Task instructions
Of all the lines in the material, how many include the word "rodaje"? Give only the number.

Dataset excerpts
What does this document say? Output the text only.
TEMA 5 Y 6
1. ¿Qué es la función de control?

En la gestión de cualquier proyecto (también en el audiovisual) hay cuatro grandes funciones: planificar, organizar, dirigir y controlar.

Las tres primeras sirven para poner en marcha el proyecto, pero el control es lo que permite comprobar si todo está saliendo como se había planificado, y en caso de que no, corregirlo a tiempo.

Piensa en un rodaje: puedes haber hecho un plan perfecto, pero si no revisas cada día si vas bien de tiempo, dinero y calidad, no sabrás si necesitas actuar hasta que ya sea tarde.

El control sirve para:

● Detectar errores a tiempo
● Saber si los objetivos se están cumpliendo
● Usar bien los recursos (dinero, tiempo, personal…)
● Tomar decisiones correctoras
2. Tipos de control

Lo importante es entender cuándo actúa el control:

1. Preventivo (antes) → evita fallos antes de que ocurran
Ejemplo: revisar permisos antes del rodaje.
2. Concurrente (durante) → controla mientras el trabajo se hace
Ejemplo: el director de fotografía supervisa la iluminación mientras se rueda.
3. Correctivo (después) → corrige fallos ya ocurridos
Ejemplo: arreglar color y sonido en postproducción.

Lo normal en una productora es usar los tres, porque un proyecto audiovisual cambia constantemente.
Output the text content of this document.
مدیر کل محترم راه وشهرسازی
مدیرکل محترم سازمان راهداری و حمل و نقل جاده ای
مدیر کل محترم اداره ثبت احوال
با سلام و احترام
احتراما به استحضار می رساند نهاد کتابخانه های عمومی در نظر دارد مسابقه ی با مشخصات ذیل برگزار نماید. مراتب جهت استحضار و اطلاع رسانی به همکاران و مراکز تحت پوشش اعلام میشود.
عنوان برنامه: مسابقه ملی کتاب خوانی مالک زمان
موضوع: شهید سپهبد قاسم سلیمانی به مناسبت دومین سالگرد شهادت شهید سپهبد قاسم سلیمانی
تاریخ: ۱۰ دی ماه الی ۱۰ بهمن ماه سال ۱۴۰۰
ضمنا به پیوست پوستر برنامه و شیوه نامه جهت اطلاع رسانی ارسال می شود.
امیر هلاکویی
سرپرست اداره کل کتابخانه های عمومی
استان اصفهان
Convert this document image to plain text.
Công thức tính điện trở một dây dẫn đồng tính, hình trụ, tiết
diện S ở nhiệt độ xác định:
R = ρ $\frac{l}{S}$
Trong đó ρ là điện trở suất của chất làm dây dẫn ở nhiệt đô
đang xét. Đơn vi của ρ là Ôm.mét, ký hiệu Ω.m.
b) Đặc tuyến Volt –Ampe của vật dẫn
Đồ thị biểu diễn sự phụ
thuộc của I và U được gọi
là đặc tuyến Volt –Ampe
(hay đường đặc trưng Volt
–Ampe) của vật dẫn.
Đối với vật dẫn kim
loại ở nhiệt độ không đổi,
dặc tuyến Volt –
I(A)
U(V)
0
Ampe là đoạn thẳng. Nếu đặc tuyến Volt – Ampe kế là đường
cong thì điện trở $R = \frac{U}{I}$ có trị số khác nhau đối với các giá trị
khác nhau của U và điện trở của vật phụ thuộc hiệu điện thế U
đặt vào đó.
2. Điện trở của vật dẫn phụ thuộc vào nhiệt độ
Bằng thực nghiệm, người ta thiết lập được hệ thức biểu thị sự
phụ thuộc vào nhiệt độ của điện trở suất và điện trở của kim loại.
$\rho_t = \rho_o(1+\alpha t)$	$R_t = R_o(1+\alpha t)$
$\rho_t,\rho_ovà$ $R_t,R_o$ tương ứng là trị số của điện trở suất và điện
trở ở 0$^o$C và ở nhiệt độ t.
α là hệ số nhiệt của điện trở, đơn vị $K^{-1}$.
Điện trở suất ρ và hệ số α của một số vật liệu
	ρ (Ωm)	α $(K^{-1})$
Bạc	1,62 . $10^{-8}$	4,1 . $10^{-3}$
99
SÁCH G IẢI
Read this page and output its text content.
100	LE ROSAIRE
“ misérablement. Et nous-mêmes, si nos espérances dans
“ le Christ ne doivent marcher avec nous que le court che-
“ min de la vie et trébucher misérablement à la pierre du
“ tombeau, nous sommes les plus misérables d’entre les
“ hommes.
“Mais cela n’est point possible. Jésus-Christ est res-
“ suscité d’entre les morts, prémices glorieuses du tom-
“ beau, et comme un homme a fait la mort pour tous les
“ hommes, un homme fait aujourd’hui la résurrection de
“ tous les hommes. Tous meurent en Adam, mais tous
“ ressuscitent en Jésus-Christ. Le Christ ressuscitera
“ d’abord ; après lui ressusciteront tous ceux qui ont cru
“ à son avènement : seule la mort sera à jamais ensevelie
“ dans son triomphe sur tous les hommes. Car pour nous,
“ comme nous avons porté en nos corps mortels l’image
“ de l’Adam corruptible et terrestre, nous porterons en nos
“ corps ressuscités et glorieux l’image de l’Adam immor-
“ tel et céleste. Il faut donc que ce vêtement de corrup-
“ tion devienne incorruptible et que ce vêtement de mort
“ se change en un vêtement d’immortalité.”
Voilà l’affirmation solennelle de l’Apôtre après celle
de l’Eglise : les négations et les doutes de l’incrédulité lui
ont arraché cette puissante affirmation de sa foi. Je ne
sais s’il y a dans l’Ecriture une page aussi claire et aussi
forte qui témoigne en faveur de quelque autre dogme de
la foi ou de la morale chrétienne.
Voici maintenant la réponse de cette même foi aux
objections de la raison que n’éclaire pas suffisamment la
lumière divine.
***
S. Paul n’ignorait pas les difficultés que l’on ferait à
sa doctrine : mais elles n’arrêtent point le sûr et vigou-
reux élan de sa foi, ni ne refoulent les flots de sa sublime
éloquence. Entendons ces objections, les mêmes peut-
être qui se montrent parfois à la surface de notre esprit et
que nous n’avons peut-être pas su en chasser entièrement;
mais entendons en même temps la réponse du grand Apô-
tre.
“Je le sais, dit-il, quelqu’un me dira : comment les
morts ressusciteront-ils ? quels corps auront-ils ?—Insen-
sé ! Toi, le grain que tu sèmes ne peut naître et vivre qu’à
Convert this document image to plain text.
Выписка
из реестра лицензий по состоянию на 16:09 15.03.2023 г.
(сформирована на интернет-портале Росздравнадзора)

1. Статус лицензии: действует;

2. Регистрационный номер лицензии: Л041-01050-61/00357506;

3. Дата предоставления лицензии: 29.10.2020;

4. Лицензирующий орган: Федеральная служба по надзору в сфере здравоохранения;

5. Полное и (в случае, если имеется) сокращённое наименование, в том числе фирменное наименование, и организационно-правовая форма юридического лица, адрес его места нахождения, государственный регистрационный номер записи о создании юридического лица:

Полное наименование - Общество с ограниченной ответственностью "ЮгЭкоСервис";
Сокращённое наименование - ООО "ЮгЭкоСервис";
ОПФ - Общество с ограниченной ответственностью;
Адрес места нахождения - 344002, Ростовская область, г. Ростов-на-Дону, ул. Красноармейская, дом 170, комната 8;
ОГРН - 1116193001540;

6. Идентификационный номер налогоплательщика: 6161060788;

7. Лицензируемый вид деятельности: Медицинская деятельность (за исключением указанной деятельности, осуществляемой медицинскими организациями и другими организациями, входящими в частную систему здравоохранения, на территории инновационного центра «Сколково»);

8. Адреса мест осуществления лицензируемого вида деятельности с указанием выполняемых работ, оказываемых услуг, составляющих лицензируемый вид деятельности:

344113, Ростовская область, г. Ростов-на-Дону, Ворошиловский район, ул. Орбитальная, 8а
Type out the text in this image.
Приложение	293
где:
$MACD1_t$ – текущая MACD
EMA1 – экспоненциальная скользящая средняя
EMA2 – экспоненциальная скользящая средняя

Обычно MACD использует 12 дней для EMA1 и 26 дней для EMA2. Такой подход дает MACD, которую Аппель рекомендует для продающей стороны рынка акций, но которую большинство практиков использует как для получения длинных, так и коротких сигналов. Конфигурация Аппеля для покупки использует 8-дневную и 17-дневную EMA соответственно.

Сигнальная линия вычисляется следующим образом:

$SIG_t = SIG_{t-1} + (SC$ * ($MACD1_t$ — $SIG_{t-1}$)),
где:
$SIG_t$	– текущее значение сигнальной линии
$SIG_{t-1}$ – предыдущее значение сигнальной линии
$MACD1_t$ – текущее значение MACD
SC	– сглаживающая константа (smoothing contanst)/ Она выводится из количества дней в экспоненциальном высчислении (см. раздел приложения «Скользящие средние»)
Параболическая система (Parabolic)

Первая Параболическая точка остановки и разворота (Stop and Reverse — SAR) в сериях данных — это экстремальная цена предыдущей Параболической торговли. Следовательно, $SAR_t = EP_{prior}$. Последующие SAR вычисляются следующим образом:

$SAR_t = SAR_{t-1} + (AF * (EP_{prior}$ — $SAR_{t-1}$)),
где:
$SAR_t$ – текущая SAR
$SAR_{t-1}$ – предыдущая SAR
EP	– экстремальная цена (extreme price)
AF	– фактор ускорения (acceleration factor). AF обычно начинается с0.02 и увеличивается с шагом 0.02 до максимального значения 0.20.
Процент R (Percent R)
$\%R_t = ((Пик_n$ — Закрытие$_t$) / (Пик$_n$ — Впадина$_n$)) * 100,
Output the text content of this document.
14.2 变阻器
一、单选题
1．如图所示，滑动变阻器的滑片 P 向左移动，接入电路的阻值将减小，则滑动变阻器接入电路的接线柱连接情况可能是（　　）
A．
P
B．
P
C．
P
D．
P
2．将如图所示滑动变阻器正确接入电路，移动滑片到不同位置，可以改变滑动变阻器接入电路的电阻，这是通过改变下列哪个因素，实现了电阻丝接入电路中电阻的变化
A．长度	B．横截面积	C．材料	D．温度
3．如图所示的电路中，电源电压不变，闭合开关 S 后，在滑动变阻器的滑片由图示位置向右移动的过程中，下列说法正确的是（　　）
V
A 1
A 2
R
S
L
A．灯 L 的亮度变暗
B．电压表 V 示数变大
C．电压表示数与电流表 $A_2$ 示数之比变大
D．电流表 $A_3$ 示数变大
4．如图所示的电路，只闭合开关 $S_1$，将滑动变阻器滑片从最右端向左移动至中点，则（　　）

Result below
2